• **EXERCISE INSTRUCTIONS**
A verbatim copy of the records is required, with all pictures left out.

(Dataset items)

-- BEGIN --

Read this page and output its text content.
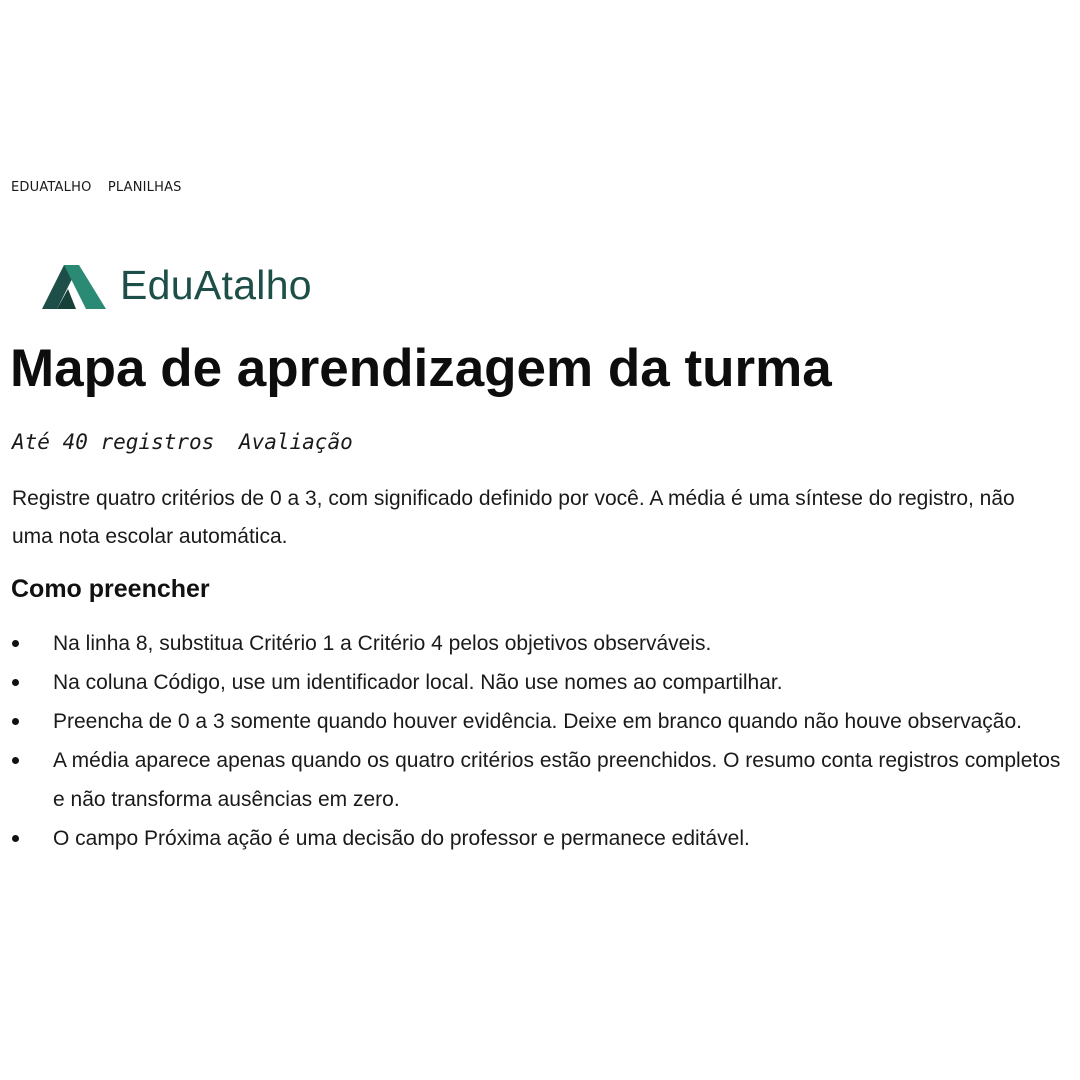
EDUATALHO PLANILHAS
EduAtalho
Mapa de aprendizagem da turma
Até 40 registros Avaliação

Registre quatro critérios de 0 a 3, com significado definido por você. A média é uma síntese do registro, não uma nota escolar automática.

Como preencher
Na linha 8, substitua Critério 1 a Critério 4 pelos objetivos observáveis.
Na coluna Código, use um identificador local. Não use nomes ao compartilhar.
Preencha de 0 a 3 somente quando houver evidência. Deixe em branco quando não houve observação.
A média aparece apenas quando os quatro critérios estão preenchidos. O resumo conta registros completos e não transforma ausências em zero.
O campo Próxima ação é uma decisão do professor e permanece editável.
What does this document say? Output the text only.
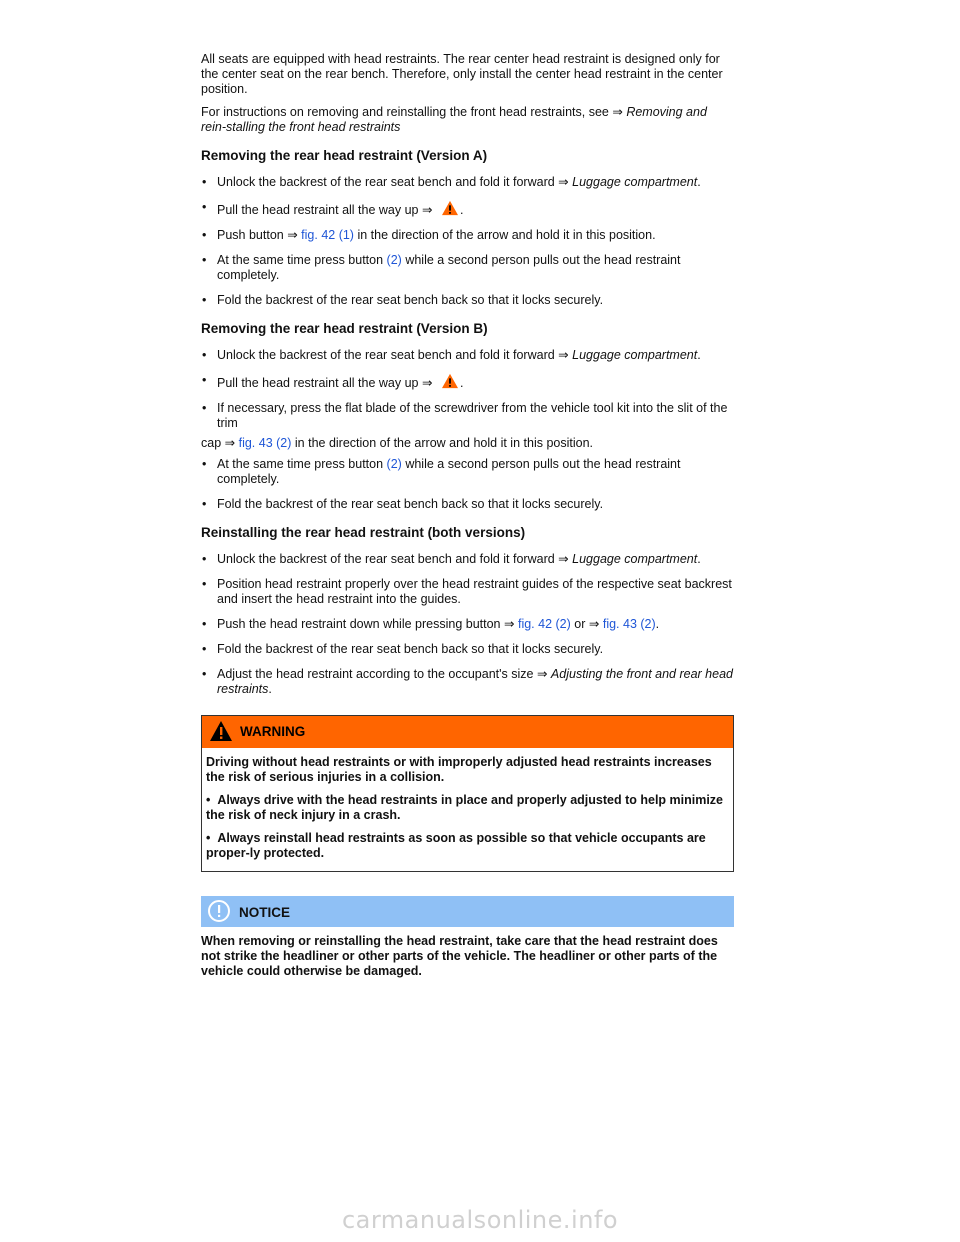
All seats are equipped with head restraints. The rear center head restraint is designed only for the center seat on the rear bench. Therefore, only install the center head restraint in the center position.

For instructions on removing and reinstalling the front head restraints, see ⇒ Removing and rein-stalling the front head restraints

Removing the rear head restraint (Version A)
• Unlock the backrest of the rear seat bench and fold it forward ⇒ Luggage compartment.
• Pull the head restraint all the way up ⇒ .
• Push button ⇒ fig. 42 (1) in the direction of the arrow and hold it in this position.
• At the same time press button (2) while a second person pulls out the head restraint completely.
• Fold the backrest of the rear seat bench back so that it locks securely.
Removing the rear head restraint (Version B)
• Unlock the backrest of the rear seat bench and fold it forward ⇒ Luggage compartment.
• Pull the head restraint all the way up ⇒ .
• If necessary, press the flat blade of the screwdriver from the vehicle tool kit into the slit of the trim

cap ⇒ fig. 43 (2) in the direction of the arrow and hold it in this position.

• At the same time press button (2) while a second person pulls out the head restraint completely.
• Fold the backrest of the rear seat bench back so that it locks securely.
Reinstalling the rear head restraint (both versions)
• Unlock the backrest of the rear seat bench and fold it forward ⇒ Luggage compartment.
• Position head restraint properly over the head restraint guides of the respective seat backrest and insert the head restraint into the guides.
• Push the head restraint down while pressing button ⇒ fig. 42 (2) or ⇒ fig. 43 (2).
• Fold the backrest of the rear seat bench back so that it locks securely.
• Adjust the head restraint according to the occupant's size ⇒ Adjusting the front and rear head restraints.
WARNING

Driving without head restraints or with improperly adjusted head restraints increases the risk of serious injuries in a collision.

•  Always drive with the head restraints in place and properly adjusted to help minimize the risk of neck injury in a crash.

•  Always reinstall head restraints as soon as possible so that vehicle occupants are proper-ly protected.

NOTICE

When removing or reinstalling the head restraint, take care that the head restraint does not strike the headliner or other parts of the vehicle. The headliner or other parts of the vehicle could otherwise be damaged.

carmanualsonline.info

-- END --

• **REPLY TO THE EXERCISE**
Read this page and output its text content.
EDUATALHO PLANILHAS
EduAtalho
Mapa de aprendizagem da turma
Até 40 registros Avaliação

Registre quatro critérios de 0 a 3, com significado definido por você. A média é uma síntese do registro, não uma nota escolar automática.

Como preencher
Na linha 8, substitua Critério 1 a Critério 4 pelos objetivos observáveis.
Na coluna Código, use um identificador local. Não use nomes ao compartilhar.
Preencha de 0 a 3 somente quando houver evidência. Deixe em branco quando não houve observação.
A média aparece apenas quando os quatro critérios estão preenchidos. O resumo conta registros completos e não transforma ausências em zero.
O campo Próxima ação é uma decisão do professor e permanece editável.
What does this document say? Output the text only.
All seats are equipped with head restraints. The rear center head restraint is designed only for the center seat on the rear bench. Therefore, only install the center head restraint in the center position.

For instructions on removing and reinstalling the front head restraints, see ⇒ Removing and rein-stalling the front head restraints

Removing the rear head restraint (Version A)
• Unlock the backrest of the rear seat bench and fold it forward ⇒ Luggage compartment.
• Pull the head restraint all the way up ⇒ .
• Push button ⇒ fig. 42 (1) in the direction of the arrow and hold it in this position.
• At the same time press button (2) while a second person pulls out the head restraint completely.
• Fold the backrest of the rear seat bench back so that it locks securely.
Removing the rear head restraint (Version B)
• Unlock the backrest of the rear seat bench and fold it forward ⇒ Luggage compartment.
• Pull the head restraint all the way up ⇒ .
• If necessary, press the flat blade of the screwdriver from the vehicle tool kit into the slit of the trim

cap ⇒ fig. 43 (2) in the direction of the arrow and hold it in this position.

• At the same time press button (2) while a second person pulls out the head restraint completely.
• Fold the backrest of the rear seat bench back so that it locks securely.
Reinstalling the rear head restraint (both versions)
• Unlock the backrest of the rear seat bench and fold it forward ⇒ Luggage compartment.
• Position head restraint properly over the head restraint guides of the respective seat backrest and insert the head restraint into the guides.
• Push the head restraint down while pressing button ⇒ fig. 42 (2) or ⇒ fig. 43 (2).
• Fold the backrest of the rear seat bench back so that it locks securely.
• Adjust the head restraint according to the occupant's size ⇒ Adjusting the front and rear head restraints.
WARNING

Driving without head restraints or with improperly adjusted head restraints increases the risk of serious injuries in a collision.

•  Always drive with the head restraints in place and properly adjusted to help minimize the risk of neck injury in a crash.

•  Always reinstall head restraints as soon as possible so that vehicle occupants are proper-ly protected.

NOTICE

When removing or reinstalling the head restraint, take care that the head restraint does not strike the headliner or other parts of the vehicle. The headliner or other parts of the vehicle could otherwise be damaged.

carmanualsonline.info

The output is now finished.